(Saved data entries)
** Start **
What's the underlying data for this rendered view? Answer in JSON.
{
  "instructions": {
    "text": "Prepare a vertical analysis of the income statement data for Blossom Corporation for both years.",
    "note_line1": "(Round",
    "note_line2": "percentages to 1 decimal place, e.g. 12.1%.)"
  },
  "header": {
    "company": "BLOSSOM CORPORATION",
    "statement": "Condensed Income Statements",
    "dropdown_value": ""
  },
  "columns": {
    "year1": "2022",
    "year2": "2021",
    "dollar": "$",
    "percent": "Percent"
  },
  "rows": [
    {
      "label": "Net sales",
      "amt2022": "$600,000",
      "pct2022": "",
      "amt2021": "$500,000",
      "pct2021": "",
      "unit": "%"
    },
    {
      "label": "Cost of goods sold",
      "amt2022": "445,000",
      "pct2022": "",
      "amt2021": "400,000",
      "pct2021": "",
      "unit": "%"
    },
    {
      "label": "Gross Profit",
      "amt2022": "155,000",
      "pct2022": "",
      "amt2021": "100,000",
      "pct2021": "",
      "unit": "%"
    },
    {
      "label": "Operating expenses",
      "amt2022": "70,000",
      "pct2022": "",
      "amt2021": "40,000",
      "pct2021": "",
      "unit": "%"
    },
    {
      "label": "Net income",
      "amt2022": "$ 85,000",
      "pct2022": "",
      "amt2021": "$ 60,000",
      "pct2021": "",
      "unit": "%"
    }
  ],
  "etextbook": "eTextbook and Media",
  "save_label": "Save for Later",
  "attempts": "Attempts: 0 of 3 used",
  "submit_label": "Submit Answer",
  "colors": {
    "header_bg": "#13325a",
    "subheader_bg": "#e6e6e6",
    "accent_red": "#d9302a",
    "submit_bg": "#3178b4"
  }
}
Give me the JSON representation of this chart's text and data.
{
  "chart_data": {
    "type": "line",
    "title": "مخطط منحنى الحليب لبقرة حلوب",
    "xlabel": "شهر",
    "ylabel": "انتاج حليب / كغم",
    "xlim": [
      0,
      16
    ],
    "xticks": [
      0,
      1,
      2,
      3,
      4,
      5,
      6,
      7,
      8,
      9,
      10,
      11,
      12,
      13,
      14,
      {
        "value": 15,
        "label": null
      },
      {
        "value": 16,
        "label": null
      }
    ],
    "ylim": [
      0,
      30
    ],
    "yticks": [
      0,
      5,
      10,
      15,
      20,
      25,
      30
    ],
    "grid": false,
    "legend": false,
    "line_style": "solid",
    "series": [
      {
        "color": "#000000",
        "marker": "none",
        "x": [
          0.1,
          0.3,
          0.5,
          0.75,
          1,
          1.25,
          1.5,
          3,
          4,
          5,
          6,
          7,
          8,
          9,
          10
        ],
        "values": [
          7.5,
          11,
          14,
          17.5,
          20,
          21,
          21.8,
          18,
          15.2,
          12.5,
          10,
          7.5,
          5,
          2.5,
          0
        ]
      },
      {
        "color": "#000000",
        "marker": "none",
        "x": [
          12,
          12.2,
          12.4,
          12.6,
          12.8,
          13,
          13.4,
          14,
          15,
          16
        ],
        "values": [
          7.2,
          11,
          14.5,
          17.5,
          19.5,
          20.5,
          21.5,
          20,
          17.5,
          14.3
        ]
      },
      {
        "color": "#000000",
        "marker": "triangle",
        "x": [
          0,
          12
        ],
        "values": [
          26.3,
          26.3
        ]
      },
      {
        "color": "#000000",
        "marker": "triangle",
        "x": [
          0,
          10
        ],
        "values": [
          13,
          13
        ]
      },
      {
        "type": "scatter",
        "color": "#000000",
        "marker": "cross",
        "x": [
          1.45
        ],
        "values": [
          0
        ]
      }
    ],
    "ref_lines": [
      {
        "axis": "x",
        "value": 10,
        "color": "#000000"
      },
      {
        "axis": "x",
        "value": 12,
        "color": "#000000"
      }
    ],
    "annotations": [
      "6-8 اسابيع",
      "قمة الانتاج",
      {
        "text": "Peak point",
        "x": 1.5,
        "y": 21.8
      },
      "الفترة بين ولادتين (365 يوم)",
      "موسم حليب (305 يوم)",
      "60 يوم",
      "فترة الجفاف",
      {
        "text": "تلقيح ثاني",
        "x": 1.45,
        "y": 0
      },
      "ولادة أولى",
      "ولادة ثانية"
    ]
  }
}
** End **
> Problem description
Copy out every entry again, exactly as it was given.

> Correct answer
What's the underlying data for this rendered view? Answer in JSON.
{
  "instructions": {
    "text": "Prepare a vertical analysis of the income statement data for Blossom Corporation for both years.",
    "note_line1": "(Round",
    "note_line2": "percentages to 1 decimal place, e.g. 12.1%.)"
  },
  "header": {
    "company": "BLOSSOM CORPORATION",
    "statement": "Condensed Income Statements",
    "dropdown_value": ""
  },
  "columns": {
    "year1": "2022",
    "year2": "2021",
    "dollar": "$",
    "percent": "Percent"
  },
  "rows": [
    {
      "label": "Net sales",
      "amt2022": "$600,000",
      "pct2022": "",
      "amt2021": "$500,000",
      "pct2021": "",
      "unit": "%"
    },
    {
      "label": "Cost of goods sold",
      "amt2022": "445,000",
      "pct2022": "",
      "amt2021": "400,000",
      "pct2021": "",
      "unit": "%"
    },
    {
      "label": "Gross Profit",
      "amt2022": "155,000",
      "pct2022": "",
      "amt2021": "100,000",
      "pct2021": "",
      "unit": "%"
    },
    {
      "label": "Operating expenses",
      "amt2022": "70,000",
      "pct2022": "",
      "amt2021": "40,000",
      "pct2021": "",
      "unit": "%"
    },
    {
      "label": "Net income",
      "amt2022": "$ 85,000",
      "pct2022": "",
      "amt2021": "$ 60,000",
      "pct2021": "",
      "unit": "%"
    }
  ],
  "etextbook": "eTextbook and Media",
  "save_label": "Save for Later",
  "attempts": "Attempts: 0 of 3 used",
  "submit_label": "Submit Answer",
  "colors": {
    "header_bg": "#13325a",
    "subheader_bg": "#e6e6e6",
    "accent_red": "#d9302a",
    "submit_bg": "#3178b4"
  }
}
Give me the JSON representation of this chart's text and data.
{
  "chart_data": {
    "type": "line",
    "title": "مخطط منحنى الحليب لبقرة حلوب",
    "xlabel": "شهر",
    "ylabel": "انتاج حليب / كغم",
    "xlim": [
      0,
      16
    ],
    "xticks": [
      0,
      1,
      2,
      3,
      4,
      5,
      6,
      7,
      8,
      9,
      10,
      11,
      12,
      13,
      14,
      {
        "value": 15,
        "label": null
      },
      {
        "value": 16,
        "label": null
      }
    ],
    "ylim": [
      0,
      30
    ],
    "yticks": [
      0,
      5,
      10,
      15,
      20,
      25,
      30
    ],
    "grid": false,
    "legend": false,
    "line_style": "solid",
    "series": [
      {
        "color": "#000000",
        "marker": "none",
        "x": [
          0.1,
          0.3,
          0.5,
          0.75,
          1,
          1.25,
          1.5,
          3,
          4,
          5,
          6,
          7,
          8,
          9,
          10
        ],
        "values": [
          7.5,
          11,
          14,
          17.5,
          20,
          21,
          21.8,
          18,
          15.2,
          12.5,
          10,
          7.5,
          5,
          2.5,
          0
        ]
      },
      {
        "color": "#000000",
        "marker": "none",
        "x": [
          12,
          12.2,
          12.4,
          12.6,
          12.8,
          13,
          13.4,
          14,
          15,
          16
        ],
        "values": [
          7.2,
          11,
          14.5,
          17.5,
          19.5,
          20.5,
          21.5,
          20,
          17.5,
          14.3
        ]
      },
      {
        "color": "#000000",
        "marker": "triangle",
        "x": [
          0,
          12
        ],
        "values": [
          26.3,
          26.3
        ]
      },
      {
        "color": "#000000",
        "marker": "triangle",
        "x": [
          0,
          10
        ],
        "values": [
          13,
          13
        ]
      },
      {
        "type": "scatter",
        "color": "#000000",
        "marker": "cross",
        "x": [
          1.45
        ],
        "values": [
          0
        ]
      }
    ],
    "ref_lines": [
      {
        "axis": "x",
        "value": 10,
        "color": "#000000"
      },
      {
        "axis": "x",
        "value": 12,
        "color": "#000000"
      }
    ],
    "annotations": [
      "6-8 اسابيع",
      "قمة الانتاج",
      {
        "text": "Peak point",
        "x": 1.5,
        "y": 21.8
      },
      "الفترة بين ولادتين (365 يوم)",
      "موسم حليب (305 يوم)",
      "60 يوم",
      "فترة الجفاف",
      {
        "text": "تلقيح ثاني",
        "x": 1.45,
        "y": 0
      },
      "ولادة أولى",
      "ولادة ثانية"
    ]
  }
}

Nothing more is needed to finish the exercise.